Records shown:

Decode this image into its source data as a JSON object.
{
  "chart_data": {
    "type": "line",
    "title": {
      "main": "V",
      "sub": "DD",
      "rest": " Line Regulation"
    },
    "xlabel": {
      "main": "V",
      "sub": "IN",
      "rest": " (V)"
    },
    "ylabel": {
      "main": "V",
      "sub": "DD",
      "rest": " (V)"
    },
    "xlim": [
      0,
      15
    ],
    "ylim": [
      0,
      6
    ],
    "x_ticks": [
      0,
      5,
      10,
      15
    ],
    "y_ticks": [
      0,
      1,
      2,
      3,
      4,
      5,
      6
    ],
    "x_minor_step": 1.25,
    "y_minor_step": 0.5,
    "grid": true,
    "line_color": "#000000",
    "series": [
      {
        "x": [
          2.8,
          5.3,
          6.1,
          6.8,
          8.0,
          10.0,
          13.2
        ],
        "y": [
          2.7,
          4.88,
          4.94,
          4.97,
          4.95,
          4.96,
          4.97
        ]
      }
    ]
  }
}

Instructions to follow:
Restate the whole listing exactly.

Reply:
Decode this image into its source data as a JSON object.
{
  "chart_data": {
    "type": "line",
    "title": {
      "main": "V",
      "sub": "DD",
      "rest": " Line Regulation"
    },
    "xlabel": {
      "main": "V",
      "sub": "IN",
      "rest": " (V)"
    },
    "ylabel": {
      "main": "V",
      "sub": "DD",
      "rest": " (V)"
    },
    "xlim": [
      0,
      15
    ],
    "ylim": [
      0,
      6
    ],
    "x_ticks": [
      0,
      5,
      10,
      15
    ],
    "y_ticks": [
      0,
      1,
      2,
      3,
      4,
      5,
      6
    ],
    "x_minor_step": 1.25,
    "y_minor_step": 0.5,
    "grid": true,
    "line_color": "#000000",
    "series": [
      {
        "x": [
          2.8,
          5.3,
          6.1,
          6.8,
          8.0,
          10.0,
          13.2
        ],
        "y": [
          2.7,
          4.88,
          4.94,
          4.97,
          4.95,
          4.96,
          4.97
        ]
      }
    ]
  }
}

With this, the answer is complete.